• EXERCISE: Wherever the string "Valley" appears in a line, extract that line.

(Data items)
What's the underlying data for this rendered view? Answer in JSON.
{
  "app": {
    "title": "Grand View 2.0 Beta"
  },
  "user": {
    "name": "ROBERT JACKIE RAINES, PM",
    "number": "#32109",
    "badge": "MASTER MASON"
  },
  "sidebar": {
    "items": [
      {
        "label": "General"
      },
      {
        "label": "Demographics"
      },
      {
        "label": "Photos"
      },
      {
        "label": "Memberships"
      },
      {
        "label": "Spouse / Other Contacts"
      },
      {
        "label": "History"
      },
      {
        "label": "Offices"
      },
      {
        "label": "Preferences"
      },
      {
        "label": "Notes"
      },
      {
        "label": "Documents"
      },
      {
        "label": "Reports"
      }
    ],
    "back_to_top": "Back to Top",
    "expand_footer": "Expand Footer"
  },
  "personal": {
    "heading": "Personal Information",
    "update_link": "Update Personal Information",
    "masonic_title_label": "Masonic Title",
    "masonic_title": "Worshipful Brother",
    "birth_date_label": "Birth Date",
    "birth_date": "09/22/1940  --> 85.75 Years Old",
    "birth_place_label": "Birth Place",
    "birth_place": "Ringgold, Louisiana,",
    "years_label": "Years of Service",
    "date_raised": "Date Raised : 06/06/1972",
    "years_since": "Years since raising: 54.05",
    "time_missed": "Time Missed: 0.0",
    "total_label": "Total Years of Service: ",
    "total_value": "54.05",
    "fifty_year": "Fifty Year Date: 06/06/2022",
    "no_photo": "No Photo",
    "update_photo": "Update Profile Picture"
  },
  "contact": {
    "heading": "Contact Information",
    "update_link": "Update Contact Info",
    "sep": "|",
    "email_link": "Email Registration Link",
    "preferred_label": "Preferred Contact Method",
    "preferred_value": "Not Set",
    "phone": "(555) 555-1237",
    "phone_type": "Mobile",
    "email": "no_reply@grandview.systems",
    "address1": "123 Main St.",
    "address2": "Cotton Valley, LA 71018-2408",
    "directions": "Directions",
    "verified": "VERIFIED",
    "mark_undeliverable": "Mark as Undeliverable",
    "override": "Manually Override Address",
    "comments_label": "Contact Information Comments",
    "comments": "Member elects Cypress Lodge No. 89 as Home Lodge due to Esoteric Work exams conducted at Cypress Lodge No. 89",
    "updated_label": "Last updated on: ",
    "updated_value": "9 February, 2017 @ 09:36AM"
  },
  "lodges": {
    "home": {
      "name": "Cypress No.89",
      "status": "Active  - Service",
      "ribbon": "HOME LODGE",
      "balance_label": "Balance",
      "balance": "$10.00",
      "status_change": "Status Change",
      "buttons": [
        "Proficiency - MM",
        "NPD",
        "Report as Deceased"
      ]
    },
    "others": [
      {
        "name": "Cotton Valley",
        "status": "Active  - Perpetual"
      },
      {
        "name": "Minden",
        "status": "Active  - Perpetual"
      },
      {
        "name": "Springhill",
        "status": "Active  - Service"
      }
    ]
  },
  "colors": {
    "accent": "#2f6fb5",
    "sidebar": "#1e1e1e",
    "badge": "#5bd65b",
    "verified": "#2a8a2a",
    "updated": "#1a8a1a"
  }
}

• SOLUTION FOR THIS TASK:
    "address2": "Cotton Valley, LA 71018-2408",
        "name": "Cotton Valley",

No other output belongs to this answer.